:: Goal of the exercise ::
Copy all the entries below exactly, but not the pictures.

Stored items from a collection
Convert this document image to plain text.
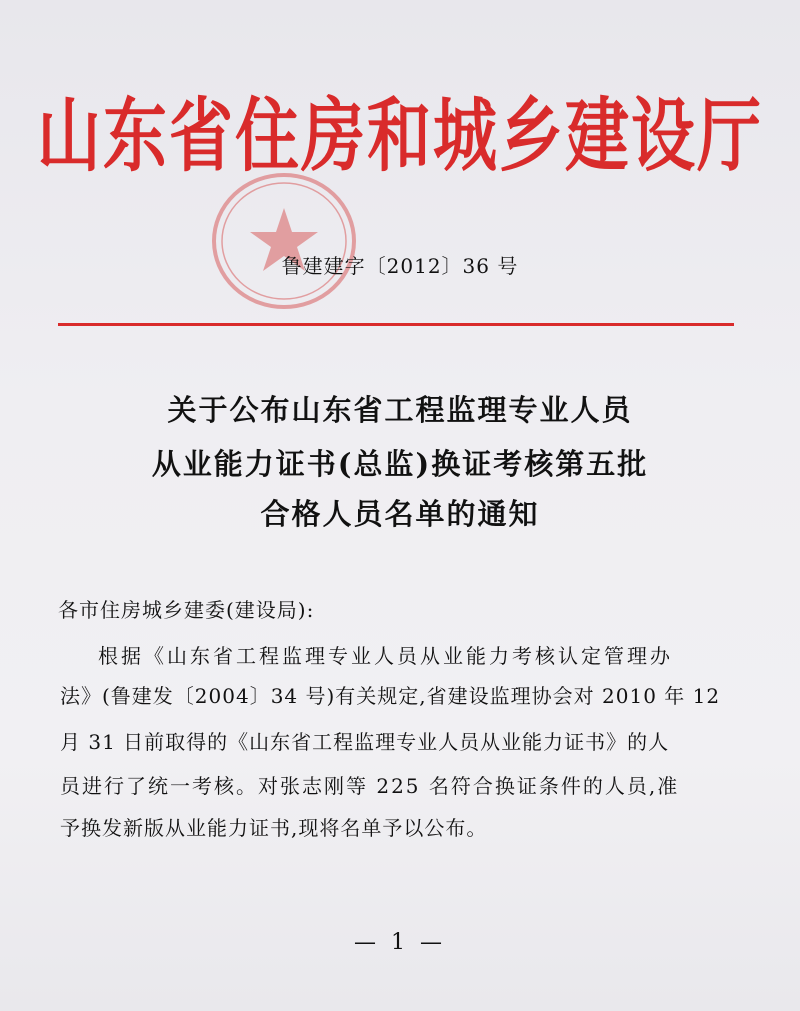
山东省住房和城乡建设厅
鲁建建字〔2012〕36 号
关于公布山东省工程监理专业人员
从业能力证书(总监)换证考核第五批
合格人员名单的通知
各市住房城乡建委(建设局):
根据《山东省工程监理专业人员从业能力考核认定管理办
法》(鲁建发〔2004〕34 号)有关规定,省建设监理协会对 2010 年 12
月 31 日前取得的《山东省工程监理专业人员从业能力证书》的人
员进行了统一考核。对张志刚等 225 名符合换证条件的人员,准
予换发新版从业能力证书,现将名单予以公布。
— 1 —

:: Problem solution ::
Convert this document image to plain text.
山东省住房和城乡建设厅
鲁建建字〔2012〕36 号
关于公布山东省工程监理专业人员
从业能力证书(总监)换证考核第五批
合格人员名单的通知
各市住房城乡建委(建设局):
根据《山东省工程监理专业人员从业能力考核认定管理办
法》(鲁建发〔2004〕34 号)有关规定,省建设监理协会对 2010 年 12
月 31 日前取得的《山东省工程监理专业人员从业能力证书》的人
员进行了统一考核。对张志刚等 225 名符合换证条件的人员,准
予换发新版从业能力证书,现将名单予以公布。
— 1 —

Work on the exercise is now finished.